[PROBLEM REQUIREMENTS] Search the listing for "into" and copy every line where it appears.

>> start

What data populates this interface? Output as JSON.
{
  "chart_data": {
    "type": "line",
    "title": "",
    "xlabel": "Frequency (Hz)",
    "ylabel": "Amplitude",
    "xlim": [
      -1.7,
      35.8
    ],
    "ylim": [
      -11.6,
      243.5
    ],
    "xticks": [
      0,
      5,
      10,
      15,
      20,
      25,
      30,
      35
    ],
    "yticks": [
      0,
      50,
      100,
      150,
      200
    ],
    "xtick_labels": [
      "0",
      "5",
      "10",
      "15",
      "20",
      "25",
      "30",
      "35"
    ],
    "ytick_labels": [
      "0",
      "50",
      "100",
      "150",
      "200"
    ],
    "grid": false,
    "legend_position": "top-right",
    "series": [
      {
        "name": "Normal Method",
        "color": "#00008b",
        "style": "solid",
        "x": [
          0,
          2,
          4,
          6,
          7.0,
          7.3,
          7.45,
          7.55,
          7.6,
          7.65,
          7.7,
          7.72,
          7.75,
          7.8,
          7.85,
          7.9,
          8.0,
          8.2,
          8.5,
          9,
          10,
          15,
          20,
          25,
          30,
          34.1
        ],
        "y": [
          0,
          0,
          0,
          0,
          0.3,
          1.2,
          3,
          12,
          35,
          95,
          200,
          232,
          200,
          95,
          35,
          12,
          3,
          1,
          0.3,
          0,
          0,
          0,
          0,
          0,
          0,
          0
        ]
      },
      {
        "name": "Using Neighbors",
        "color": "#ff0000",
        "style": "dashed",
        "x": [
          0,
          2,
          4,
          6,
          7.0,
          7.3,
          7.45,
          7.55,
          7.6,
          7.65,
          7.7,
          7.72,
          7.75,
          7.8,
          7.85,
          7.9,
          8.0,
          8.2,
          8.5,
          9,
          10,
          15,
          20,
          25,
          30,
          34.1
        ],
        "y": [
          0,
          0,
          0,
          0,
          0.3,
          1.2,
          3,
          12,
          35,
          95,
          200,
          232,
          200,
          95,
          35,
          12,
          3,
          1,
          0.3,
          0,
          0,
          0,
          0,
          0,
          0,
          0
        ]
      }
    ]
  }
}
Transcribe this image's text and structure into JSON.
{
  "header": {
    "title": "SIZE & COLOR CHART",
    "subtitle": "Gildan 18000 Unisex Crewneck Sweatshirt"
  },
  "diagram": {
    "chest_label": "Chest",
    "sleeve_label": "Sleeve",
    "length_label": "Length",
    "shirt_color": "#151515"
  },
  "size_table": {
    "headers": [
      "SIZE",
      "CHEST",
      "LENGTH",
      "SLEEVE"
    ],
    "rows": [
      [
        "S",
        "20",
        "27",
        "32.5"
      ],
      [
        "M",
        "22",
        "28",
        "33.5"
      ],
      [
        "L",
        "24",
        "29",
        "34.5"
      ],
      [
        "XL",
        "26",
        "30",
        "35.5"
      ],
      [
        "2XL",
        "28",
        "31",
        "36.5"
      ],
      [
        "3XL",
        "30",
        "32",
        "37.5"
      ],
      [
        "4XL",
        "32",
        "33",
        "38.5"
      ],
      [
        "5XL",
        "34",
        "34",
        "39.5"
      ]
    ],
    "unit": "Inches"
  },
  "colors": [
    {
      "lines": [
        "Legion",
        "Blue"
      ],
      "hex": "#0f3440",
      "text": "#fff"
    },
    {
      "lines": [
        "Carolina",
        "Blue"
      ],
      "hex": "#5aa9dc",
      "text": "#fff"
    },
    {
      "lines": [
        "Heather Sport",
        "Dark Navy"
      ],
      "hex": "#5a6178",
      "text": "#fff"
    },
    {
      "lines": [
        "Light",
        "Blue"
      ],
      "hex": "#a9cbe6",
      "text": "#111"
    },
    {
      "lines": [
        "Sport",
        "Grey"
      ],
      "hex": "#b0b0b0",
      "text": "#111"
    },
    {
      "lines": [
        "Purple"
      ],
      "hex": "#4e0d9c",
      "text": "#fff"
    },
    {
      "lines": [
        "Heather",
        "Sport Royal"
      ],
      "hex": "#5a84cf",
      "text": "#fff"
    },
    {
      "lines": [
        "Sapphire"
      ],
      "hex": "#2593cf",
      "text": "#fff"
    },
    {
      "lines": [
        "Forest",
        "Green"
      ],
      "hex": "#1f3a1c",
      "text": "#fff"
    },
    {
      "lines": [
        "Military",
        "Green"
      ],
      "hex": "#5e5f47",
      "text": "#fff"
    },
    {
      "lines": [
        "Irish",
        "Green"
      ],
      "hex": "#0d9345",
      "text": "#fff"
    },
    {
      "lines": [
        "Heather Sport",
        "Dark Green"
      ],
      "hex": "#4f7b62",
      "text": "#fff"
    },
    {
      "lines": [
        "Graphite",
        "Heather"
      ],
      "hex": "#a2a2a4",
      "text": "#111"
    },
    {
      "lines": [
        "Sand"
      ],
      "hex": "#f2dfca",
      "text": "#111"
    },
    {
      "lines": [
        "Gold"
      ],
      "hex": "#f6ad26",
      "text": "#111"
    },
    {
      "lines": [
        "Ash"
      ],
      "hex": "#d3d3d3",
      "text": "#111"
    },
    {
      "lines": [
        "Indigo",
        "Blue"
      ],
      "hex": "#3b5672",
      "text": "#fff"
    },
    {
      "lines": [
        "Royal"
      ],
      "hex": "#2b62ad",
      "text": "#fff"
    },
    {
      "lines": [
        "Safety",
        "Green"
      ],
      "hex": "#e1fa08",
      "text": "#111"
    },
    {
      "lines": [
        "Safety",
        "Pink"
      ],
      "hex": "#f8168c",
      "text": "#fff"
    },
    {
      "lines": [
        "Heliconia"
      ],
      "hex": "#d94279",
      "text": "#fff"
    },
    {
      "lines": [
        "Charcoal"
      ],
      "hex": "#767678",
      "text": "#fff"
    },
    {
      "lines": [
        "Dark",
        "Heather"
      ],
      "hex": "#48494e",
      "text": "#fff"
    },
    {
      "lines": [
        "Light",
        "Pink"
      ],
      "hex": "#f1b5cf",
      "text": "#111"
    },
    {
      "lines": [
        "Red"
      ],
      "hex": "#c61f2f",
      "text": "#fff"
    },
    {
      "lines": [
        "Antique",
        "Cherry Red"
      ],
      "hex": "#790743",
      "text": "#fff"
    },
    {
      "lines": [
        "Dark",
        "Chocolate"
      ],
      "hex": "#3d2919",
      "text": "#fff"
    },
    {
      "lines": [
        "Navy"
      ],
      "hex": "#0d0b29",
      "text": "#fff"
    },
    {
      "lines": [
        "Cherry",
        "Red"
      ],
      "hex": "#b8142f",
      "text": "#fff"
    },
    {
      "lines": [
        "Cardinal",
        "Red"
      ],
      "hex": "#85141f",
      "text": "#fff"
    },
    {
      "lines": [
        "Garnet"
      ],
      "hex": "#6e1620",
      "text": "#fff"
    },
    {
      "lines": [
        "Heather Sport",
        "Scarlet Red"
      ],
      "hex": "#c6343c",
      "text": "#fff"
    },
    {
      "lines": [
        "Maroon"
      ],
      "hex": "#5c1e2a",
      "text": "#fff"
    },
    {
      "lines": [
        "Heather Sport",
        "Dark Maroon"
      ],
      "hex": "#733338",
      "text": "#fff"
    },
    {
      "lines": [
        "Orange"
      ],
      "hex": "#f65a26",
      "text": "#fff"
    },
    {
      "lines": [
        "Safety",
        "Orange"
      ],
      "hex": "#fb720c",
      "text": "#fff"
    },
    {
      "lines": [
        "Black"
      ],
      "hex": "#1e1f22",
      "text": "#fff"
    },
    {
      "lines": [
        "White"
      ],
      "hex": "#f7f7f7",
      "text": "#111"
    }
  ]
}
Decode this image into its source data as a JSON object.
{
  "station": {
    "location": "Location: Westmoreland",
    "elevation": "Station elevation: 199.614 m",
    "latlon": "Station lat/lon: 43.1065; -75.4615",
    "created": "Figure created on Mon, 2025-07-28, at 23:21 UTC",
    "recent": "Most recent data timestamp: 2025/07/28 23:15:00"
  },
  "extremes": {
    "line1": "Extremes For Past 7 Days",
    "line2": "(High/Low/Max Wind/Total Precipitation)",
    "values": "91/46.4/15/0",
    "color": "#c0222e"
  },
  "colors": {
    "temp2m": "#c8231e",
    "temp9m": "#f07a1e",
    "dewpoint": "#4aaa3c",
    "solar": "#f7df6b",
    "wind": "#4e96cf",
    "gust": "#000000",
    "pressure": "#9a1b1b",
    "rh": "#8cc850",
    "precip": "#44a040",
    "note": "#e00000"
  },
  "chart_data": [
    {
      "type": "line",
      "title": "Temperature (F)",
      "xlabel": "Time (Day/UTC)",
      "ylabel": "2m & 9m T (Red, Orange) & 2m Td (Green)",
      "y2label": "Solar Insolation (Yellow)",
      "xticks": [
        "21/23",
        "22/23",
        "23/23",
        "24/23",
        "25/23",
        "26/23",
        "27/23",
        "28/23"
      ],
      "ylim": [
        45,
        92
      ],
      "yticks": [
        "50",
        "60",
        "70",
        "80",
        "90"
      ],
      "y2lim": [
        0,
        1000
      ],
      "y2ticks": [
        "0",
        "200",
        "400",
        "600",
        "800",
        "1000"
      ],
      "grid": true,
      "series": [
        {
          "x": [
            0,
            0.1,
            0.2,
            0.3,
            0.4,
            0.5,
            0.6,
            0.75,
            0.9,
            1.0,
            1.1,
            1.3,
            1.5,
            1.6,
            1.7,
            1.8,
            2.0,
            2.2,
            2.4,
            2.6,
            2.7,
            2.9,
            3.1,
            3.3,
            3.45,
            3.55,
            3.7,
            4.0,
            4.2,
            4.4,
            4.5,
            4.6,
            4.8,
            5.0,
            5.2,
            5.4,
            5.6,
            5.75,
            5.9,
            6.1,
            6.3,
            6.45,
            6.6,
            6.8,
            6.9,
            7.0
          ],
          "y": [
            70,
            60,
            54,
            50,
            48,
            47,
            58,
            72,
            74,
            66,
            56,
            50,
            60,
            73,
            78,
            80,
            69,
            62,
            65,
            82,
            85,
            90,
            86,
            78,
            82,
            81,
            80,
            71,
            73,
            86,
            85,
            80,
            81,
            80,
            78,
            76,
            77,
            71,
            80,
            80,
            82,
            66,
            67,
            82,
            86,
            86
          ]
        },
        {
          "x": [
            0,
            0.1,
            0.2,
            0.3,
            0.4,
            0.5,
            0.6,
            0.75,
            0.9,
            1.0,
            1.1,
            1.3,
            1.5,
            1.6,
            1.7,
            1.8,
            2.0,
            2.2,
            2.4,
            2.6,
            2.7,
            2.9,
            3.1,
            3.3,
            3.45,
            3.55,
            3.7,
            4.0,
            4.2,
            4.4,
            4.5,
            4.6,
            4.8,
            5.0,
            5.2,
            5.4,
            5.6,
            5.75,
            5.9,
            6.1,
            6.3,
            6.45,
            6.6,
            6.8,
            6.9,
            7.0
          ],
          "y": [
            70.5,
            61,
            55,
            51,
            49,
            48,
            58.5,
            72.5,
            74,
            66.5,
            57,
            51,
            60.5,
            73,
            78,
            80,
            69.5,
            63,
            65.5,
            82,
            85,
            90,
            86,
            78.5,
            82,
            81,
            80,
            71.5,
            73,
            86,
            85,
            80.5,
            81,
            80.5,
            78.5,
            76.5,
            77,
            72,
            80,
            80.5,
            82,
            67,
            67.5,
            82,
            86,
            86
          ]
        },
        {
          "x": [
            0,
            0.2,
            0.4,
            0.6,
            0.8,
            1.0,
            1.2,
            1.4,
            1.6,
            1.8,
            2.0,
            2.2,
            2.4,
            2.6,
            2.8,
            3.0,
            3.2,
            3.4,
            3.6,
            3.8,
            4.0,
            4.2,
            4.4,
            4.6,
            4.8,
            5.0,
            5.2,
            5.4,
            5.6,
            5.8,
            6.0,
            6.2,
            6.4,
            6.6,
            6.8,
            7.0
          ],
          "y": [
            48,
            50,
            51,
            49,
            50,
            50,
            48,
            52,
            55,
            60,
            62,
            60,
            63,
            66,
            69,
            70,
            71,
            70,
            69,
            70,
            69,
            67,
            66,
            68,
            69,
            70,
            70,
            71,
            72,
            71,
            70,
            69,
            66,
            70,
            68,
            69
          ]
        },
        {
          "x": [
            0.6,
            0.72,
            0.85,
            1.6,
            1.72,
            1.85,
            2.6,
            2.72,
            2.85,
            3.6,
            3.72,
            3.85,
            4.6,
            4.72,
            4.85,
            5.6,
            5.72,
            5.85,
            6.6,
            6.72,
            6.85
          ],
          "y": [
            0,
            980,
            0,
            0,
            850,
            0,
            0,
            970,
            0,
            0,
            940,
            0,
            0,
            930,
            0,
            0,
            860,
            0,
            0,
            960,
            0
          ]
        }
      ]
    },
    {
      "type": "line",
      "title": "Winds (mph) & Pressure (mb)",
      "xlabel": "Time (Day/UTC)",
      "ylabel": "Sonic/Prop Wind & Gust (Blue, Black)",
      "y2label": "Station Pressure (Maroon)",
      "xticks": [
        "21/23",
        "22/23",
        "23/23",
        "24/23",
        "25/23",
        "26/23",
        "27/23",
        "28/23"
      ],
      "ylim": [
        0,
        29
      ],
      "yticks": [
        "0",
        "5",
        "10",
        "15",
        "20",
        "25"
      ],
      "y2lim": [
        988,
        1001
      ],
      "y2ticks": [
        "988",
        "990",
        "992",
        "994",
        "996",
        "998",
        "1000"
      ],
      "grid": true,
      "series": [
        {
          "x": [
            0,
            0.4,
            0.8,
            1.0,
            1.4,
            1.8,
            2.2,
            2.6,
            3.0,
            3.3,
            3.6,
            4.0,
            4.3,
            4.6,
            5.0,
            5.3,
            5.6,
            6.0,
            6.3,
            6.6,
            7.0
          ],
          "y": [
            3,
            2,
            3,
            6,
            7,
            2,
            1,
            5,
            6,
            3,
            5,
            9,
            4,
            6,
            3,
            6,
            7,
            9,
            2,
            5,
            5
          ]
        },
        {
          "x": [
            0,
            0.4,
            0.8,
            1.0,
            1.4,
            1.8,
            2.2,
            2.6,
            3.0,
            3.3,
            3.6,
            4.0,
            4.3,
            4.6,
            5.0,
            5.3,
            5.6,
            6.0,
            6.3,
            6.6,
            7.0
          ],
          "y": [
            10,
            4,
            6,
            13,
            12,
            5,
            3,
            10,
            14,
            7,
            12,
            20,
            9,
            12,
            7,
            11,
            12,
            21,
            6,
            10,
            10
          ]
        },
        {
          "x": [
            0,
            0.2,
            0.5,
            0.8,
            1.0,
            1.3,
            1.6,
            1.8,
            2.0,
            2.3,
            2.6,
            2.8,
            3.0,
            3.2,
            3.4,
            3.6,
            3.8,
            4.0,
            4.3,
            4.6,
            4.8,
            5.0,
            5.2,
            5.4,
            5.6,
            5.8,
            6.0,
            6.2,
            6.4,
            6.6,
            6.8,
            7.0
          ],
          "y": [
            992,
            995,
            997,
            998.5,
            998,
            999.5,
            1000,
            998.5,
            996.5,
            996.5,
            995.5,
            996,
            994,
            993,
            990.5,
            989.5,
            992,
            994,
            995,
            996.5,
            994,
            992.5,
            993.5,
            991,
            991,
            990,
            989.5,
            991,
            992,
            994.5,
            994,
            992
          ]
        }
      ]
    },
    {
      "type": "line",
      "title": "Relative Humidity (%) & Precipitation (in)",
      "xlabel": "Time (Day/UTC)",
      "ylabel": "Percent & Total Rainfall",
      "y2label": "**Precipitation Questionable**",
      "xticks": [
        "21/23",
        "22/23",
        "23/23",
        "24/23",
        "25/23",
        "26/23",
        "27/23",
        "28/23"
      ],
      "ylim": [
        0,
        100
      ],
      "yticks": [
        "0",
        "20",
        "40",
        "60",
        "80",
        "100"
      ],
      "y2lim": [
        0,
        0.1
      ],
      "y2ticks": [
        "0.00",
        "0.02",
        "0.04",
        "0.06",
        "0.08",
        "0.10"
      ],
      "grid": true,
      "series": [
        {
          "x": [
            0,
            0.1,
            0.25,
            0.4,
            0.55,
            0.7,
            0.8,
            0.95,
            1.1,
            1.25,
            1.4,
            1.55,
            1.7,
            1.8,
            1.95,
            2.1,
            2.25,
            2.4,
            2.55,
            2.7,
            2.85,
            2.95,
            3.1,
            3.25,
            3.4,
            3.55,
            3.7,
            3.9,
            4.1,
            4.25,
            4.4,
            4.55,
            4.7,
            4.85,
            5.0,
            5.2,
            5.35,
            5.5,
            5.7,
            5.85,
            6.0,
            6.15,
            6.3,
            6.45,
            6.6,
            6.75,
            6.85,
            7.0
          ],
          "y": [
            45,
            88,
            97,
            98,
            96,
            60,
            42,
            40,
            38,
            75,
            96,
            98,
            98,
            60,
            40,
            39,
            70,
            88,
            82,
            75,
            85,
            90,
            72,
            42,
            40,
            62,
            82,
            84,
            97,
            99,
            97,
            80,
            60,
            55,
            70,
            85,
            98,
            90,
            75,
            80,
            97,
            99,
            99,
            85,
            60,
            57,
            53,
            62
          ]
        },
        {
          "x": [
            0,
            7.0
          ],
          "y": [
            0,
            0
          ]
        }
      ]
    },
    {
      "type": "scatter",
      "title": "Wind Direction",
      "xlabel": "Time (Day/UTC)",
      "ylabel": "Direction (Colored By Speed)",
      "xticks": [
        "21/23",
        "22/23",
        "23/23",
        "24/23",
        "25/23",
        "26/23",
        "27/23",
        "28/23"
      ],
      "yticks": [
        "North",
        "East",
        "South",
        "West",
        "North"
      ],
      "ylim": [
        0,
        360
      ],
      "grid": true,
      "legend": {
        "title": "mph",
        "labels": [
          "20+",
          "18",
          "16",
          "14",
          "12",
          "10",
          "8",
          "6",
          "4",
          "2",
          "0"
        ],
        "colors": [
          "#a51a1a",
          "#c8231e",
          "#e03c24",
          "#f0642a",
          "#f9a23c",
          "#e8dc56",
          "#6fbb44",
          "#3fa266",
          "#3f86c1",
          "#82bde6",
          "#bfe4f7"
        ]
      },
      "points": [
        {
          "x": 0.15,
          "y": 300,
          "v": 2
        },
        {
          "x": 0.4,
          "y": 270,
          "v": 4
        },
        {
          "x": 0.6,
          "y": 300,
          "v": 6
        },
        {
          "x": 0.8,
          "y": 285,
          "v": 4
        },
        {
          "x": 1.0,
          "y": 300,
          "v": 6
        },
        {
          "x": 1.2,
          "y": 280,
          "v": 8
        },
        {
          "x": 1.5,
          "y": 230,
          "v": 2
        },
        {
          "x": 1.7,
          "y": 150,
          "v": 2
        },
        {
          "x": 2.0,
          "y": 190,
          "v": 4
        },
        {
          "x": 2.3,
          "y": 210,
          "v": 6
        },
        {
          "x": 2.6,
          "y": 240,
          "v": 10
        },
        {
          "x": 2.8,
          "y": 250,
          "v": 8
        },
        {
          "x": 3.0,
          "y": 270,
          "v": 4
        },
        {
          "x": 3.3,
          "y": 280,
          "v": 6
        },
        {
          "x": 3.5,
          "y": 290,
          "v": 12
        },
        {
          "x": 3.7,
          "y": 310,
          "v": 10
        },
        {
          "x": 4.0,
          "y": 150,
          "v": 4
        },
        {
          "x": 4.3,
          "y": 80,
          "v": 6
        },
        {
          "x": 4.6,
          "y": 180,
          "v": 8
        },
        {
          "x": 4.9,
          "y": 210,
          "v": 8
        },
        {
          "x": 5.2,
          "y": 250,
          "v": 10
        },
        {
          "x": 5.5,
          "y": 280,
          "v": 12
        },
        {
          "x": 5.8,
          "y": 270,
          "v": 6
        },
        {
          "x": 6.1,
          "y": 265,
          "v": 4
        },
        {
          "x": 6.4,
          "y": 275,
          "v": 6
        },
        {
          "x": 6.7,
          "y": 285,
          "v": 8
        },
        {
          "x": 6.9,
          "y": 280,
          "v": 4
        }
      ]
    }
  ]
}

>> end

[EXERCISE SOLUTION]
Transcribe this image's text and structure into JSON.
Decode this image into its source data as a JSON object.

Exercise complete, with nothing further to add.